■ Request
Return all of the entries word for word, but omit the pictures they contain.

Dataset records:
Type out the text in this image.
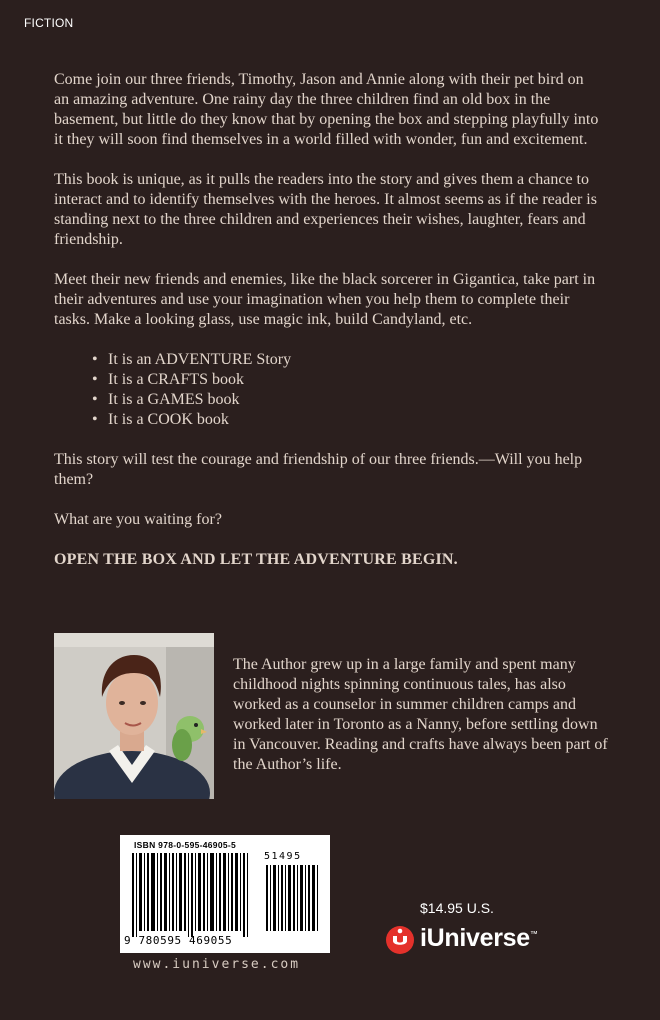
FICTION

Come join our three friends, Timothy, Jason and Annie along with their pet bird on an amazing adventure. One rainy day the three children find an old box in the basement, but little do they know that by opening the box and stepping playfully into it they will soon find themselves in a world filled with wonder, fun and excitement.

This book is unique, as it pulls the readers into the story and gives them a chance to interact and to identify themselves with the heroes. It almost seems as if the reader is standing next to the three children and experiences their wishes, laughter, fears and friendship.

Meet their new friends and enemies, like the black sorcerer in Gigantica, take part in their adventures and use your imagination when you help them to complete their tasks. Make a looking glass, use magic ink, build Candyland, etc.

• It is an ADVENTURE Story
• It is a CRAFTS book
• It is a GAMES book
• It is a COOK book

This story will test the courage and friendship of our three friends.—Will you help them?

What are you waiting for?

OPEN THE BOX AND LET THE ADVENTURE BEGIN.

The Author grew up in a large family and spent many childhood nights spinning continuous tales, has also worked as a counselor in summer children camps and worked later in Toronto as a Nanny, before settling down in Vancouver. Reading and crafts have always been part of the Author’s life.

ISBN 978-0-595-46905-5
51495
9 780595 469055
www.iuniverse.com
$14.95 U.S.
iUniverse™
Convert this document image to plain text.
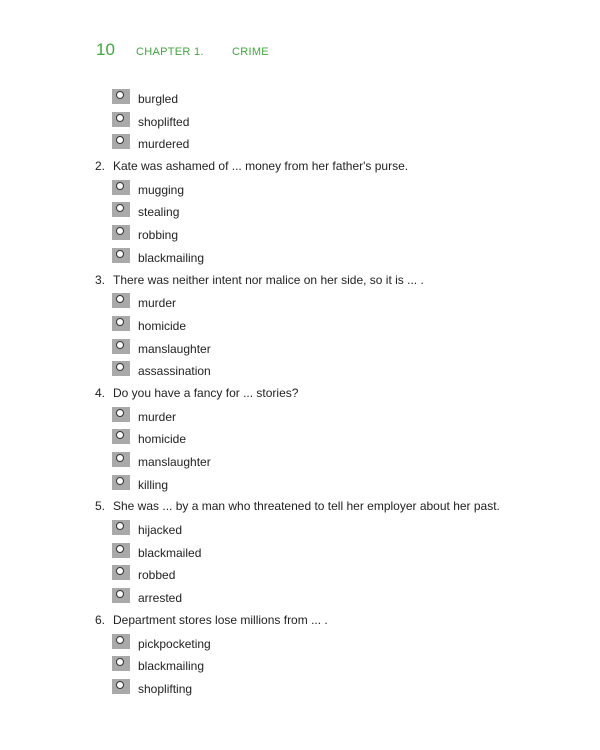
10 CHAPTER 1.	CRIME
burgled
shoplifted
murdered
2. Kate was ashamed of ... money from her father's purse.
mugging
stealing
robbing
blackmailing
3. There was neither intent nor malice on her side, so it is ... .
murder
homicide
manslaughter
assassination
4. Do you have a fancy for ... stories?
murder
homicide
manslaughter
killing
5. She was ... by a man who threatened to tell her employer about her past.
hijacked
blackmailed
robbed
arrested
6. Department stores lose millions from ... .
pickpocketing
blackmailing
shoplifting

■ Result of this exercise
Type out the text in this image.
FICTION

Come join our three friends, Timothy, Jason and Annie along with their pet bird on an amazing adventure. One rainy day the three children find an old box in the basement, but little do they know that by opening the box and stepping playfully into it they will soon find themselves in a world filled with wonder, fun and excitement.

This book is unique, as it pulls the readers into the story and gives them a chance to interact and to identify themselves with the heroes. It almost seems as if the reader is standing next to the three children and experiences their wishes, laughter, fears and friendship.

Meet their new friends and enemies, like the black sorcerer in Gigantica, take part in their adventures and use your imagination when you help them to complete their tasks. Make a looking glass, use magic ink, build Candyland, etc.

• It is an ADVENTURE Story
• It is a CRAFTS book
• It is a GAMES book
• It is a COOK book

This story will test the courage and friendship of our three friends.—Will you help them?

What are you waiting for?

OPEN THE BOX AND LET THE ADVENTURE BEGIN.

The Author grew up in a large family and spent many childhood nights spinning continuous tales, has also worked as a counselor in summer children camps and worked later in Toronto as a Nanny, before settling down in Vancouver. Reading and crafts have always been part of the Author’s life.

ISBN 978-0-595-46905-5
51495
9 780595 469055
www.iuniverse.com
$14.95 U.S.
iUniverse™
Convert this document image to plain text.
10 CHAPTER 1.	CRIME
burgled
shoplifted
murdered
2. Kate was ashamed of ... money from her father's purse.
mugging
stealing
robbing
blackmailing
3. There was neither intent nor malice on her side, so it is ... .
murder
homicide
manslaughter
assassination
4. Do you have a fancy for ... stories?
murder
homicide
manslaughter
killing
5. She was ... by a man who threatened to tell her employer about her past.
hijacked
blackmailed
robbed
arrested
6. Department stores lose millions from ... .
pickpocketing
blackmailing
shoplifting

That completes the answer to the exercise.